* BEGIN INPUT RECORDS *
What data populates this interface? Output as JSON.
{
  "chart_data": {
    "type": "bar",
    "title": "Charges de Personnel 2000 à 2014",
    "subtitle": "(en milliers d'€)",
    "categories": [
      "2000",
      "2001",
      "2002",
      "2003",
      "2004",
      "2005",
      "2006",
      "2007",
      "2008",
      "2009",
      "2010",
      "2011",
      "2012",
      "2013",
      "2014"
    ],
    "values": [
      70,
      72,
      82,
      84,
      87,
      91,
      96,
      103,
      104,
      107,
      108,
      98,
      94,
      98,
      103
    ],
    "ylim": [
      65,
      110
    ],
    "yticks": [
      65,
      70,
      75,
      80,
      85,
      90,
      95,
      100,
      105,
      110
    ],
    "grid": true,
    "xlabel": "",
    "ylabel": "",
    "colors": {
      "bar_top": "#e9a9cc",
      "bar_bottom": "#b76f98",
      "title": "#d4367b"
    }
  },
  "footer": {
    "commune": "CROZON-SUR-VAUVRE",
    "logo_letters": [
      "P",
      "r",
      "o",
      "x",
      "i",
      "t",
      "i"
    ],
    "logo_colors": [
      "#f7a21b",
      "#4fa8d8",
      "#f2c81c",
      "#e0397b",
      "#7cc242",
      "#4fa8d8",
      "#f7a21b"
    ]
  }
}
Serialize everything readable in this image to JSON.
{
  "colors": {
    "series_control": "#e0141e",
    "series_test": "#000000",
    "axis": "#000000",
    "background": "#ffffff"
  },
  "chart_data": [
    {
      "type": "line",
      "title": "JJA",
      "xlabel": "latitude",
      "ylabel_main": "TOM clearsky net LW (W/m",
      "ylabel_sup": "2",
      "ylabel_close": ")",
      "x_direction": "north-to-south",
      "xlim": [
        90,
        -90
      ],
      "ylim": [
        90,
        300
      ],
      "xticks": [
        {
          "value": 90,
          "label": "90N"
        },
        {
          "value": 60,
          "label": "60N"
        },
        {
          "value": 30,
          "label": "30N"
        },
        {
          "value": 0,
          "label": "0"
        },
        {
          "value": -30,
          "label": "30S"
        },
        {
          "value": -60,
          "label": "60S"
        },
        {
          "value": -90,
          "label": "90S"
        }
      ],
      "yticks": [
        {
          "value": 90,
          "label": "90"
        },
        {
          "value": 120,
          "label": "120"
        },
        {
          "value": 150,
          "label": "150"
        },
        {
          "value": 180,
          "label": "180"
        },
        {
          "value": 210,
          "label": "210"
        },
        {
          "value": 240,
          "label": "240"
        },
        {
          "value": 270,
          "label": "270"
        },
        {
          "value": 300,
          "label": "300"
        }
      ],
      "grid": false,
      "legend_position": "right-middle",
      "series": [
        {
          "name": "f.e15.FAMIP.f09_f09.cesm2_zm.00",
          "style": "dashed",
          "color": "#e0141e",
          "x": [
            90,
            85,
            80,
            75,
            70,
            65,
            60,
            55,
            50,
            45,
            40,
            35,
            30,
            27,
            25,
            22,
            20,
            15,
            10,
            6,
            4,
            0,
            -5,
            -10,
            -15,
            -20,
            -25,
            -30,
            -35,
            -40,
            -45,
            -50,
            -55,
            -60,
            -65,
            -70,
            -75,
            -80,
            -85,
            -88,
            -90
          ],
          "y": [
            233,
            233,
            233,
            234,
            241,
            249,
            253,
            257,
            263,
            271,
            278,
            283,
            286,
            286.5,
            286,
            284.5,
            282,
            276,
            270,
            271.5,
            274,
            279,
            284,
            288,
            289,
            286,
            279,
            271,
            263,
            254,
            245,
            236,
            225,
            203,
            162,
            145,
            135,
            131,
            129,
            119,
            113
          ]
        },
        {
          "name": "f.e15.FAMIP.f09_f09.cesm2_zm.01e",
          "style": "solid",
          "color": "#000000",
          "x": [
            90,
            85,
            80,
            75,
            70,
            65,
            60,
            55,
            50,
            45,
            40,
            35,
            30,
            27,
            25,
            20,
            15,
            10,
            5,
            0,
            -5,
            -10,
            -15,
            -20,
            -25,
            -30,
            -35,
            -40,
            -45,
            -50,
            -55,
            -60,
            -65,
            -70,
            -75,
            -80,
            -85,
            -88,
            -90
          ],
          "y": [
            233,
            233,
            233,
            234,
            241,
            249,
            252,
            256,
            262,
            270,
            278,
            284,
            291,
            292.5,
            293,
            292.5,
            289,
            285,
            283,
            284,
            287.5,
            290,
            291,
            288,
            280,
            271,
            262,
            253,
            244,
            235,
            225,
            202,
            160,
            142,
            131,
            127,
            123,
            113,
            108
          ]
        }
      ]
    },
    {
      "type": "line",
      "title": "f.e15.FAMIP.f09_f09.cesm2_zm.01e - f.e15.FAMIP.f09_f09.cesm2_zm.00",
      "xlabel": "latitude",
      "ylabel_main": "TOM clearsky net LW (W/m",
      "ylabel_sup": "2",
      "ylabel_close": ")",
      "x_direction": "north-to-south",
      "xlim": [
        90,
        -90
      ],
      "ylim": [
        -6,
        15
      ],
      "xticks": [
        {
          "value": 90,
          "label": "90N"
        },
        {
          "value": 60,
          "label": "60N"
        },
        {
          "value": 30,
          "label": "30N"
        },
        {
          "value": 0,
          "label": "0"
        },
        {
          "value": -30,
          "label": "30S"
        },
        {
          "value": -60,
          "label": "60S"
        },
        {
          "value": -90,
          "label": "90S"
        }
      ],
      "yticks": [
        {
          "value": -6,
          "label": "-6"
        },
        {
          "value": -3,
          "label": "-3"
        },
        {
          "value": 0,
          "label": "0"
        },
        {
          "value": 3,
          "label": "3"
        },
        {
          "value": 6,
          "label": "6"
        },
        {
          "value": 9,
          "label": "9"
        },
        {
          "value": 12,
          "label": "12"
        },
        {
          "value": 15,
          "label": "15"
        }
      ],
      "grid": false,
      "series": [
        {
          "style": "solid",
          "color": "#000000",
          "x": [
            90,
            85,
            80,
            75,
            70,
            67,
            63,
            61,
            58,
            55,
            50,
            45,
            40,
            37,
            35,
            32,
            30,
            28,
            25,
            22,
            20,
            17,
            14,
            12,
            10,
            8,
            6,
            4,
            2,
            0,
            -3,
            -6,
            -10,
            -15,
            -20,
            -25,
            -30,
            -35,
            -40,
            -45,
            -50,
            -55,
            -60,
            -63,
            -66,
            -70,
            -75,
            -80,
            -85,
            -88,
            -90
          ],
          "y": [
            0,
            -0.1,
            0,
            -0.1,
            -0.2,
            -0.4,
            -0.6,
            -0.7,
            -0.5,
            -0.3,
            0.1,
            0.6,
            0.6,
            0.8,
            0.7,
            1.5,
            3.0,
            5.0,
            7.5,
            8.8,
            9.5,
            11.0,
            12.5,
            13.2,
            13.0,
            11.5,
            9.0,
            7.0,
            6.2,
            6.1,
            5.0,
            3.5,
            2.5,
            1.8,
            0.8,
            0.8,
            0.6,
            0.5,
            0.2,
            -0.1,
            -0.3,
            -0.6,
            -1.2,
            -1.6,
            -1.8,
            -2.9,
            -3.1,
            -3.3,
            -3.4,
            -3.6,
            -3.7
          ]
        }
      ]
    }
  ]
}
* END INPUT RECORDS *
Faithfully transcribe the whole of the data.

What data populates this interface? Output as JSON.
{
  "chart_data": {
    "type": "bar",
    "title": "Charges de Personnel 2000 à 2014",
    "subtitle": "(en milliers d'€)",
    "categories": [
      "2000",
      "2001",
      "2002",
      "2003",
      "2004",
      "2005",
      "2006",
      "2007",
      "2008",
      "2009",
      "2010",
      "2011",
      "2012",
      "2013",
      "2014"
    ],
    "values": [
      70,
      72,
      82,
      84,
      87,
      91,
      96,
      103,
      104,
      107,
      108,
      98,
      94,
      98,
      103
    ],
    "ylim": [
      65,
      110
    ],
    "yticks": [
      65,
      70,
      75,
      80,
      85,
      90,
      95,
      100,
      105,
      110
    ],
    "grid": true,
    "xlabel": "",
    "ylabel": "",
    "colors": {
      "bar_top": "#e9a9cc",
      "bar_bottom": "#b76f98",
      "title": "#d4367b"
    }
  },
  "footer": {
    "commune": "CROZON-SUR-VAUVRE",
    "logo_letters": [
      "P",
      "r",
      "o",
      "x",
      "i",
      "t",
      "i"
    ],
    "logo_colors": [
      "#f7a21b",
      "#4fa8d8",
      "#f2c81c",
      "#e0397b",
      "#7cc242",
      "#4fa8d8",
      "#f7a21b"
    ]
  }
}
Serialize everything readable in this image to JSON.
{
  "colors": {
    "series_control": "#e0141e",
    "series_test": "#000000",
    "axis": "#000000",
    "background": "#ffffff"
  },
  "chart_data": [
    {
      "type": "line",
      "title": "JJA",
      "xlabel": "latitude",
      "ylabel_main": "TOM clearsky net LW (W/m",
      "ylabel_sup": "2",
      "ylabel_close": ")",
      "x_direction": "north-to-south",
      "xlim": [
        90,
        -90
      ],
      "ylim": [
        90,
        300
      ],
      "xticks": [
        {
          "value": 90,
          "label": "90N"
        },
        {
          "value": 60,
          "label": "60N"
        },
        {
          "value": 30,
          "label": "30N"
        },
        {
          "value": 0,
          "label": "0"
        },
        {
          "value": -30,
          "label": "30S"
        },
        {
          "value": -60,
          "label": "60S"
        },
        {
          "value": -90,
          "label": "90S"
        }
      ],
      "yticks": [
        {
          "value": 90,
          "label": "90"
        },
        {
          "value": 120,
          "label": "120"
        },
        {
          "value": 150,
          "label": "150"
        },
        {
          "value": 180,
          "label": "180"
        },
        {
          "value": 210,
          "label": "210"
        },
        {
          "value": 240,
          "label": "240"
        },
        {
          "value": 270,
          "label": "270"
        },
        {
          "value": 300,
          "label": "300"
        }
      ],
      "grid": false,
      "legend_position": "right-middle",
      "series": [
        {
          "name": "f.e15.FAMIP.f09_f09.cesm2_zm.00",
          "style": "dashed",
          "color": "#e0141e",
          "x": [
            90,
            85,
            80,
            75,
            70,
            65,
            60,
            55,
            50,
            45,
            40,
            35,
            30,
            27,
            25,
            22,
            20,
            15,
            10,
            6,
            4,
            0,
            -5,
            -10,
            -15,
            -20,
            -25,
            -30,
            -35,
            -40,
            -45,
            -50,
            -55,
            -60,
            -65,
            -70,
            -75,
            -80,
            -85,
            -88,
            -90
          ],
          "y": [
            233,
            233,
            233,
            234,
            241,
            249,
            253,
            257,
            263,
            271,
            278,
            283,
            286,
            286.5,
            286,
            284.5,
            282,
            276,
            270,
            271.5,
            274,
            279,
            284,
            288,
            289,
            286,
            279,
            271,
            263,
            254,
            245,
            236,
            225,
            203,
            162,
            145,
            135,
            131,
            129,
            119,
            113
          ]
        },
        {
          "name": "f.e15.FAMIP.f09_f09.cesm2_zm.01e",
          "style": "solid",
          "color": "#000000",
          "x": [
            90,
            85,
            80,
            75,
            70,
            65,
            60,
            55,
            50,
            45,
            40,
            35,
            30,
            27,
            25,
            20,
            15,
            10,
            5,
            0,
            -5,
            -10,
            -15,
            -20,
            -25,
            -30,
            -35,
            -40,
            -45,
            -50,
            -55,
            -60,
            -65,
            -70,
            -75,
            -80,
            -85,
            -88,
            -90
          ],
          "y": [
            233,
            233,
            233,
            234,
            241,
            249,
            252,
            256,
            262,
            270,
            278,
            284,
            291,
            292.5,
            293,
            292.5,
            289,
            285,
            283,
            284,
            287.5,
            290,
            291,
            288,
            280,
            271,
            262,
            253,
            244,
            235,
            225,
            202,
            160,
            142,
            131,
            127,
            123,
            113,
            108
          ]
        }
      ]
    },
    {
      "type": "line",
      "title": "f.e15.FAMIP.f09_f09.cesm2_zm.01e - f.e15.FAMIP.f09_f09.cesm2_zm.00",
      "xlabel": "latitude",
      "ylabel_main": "TOM clearsky net LW (W/m",
      "ylabel_sup": "2",
      "ylabel_close": ")",
      "x_direction": "north-to-south",
      "xlim": [
        90,
        -90
      ],
      "ylim": [
        -6,
        15
      ],
      "xticks": [
        {
          "value": 90,
          "label": "90N"
        },
        {
          "value": 60,
          "label": "60N"
        },
        {
          "value": 30,
          "label": "30N"
        },
        {
          "value": 0,
          "label": "0"
        },
        {
          "value": -30,
          "label": "30S"
        },
        {
          "value": -60,
          "label": "60S"
        },
        {
          "value": -90,
          "label": "90S"
        }
      ],
      "yticks": [
        {
          "value": -6,
          "label": "-6"
        },
        {
          "value": -3,
          "label": "-3"
        },
        {
          "value": 0,
          "label": "0"
        },
        {
          "value": 3,
          "label": "3"
        },
        {
          "value": 6,
          "label": "6"
        },
        {
          "value": 9,
          "label": "9"
        },
        {
          "value": 12,
          "label": "12"
        },
        {
          "value": 15,
          "label": "15"
        }
      ],
      "grid": false,
      "series": [
        {
          "style": "solid",
          "color": "#000000",
          "x": [
            90,
            85,
            80,
            75,
            70,
            67,
            63,
            61,
            58,
            55,
            50,
            45,
            40,
            37,
            35,
            32,
            30,
            28,
            25,
            22,
            20,
            17,
            14,
            12,
            10,
            8,
            6,
            4,
            2,
            0,
            -3,
            -6,
            -10,
            -15,
            -20,
            -25,
            -30,
            -35,
            -40,
            -45,
            -50,
            -55,
            -60,
            -63,
            -66,
            -70,
            -75,
            -80,
            -85,
            -88,
            -90
          ],
          "y": [
            0,
            -0.1,
            0,
            -0.1,
            -0.2,
            -0.4,
            -0.6,
            -0.7,
            -0.5,
            -0.3,
            0.1,
            0.6,
            0.6,
            0.8,
            0.7,
            1.5,
            3.0,
            5.0,
            7.5,
            8.8,
            9.5,
            11.0,
            12.5,
            13.2,
            13.0,
            11.5,
            9.0,
            7.0,
            6.2,
            6.1,
            5.0,
            3.5,
            2.5,
            1.8,
            0.8,
            0.8,
            0.6,
            0.5,
            0.2,
            -0.1,
            -0.3,
            -0.6,
            -1.2,
            -1.6,
            -1.8,
            -2.9,
            -3.1,
            -3.3,
            -3.4,
            -3.6,
            -3.7
          ]
        }
      ]
    }
  ]
}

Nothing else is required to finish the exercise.